> [Records for this exercise]:
"""
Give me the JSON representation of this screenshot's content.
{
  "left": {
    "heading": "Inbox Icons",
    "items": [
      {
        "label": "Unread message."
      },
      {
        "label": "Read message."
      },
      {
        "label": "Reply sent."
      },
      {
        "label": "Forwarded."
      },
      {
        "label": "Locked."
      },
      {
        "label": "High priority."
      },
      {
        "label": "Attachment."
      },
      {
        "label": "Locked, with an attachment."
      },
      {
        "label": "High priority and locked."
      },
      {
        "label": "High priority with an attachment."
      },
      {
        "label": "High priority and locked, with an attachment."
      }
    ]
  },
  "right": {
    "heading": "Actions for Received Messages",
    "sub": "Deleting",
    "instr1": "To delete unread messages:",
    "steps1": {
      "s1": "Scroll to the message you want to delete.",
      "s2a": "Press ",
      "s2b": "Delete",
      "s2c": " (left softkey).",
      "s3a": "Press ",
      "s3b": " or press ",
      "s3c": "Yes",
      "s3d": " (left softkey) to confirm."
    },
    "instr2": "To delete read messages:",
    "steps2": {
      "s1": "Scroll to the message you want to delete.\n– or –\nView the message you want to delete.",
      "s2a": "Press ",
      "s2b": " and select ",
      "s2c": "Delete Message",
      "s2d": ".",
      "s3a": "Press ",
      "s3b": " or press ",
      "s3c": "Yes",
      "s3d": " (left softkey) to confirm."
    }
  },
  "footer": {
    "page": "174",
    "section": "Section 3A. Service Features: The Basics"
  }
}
"""
Search the lines for the string "label" and copy every line that has it.

        "label": "Unread message."
        "label": "Read message."
        "label": "Reply sent."
        "label": "Forwarded."
        "label": "Locked."
        "label": "High priority."
        "label": "Attachment."
        "label": "Locked, with an attachment."
        "label": "High priority and locked."
        "label": "High priority with an attachment."
        "label": "High priority and locked, with an attachment."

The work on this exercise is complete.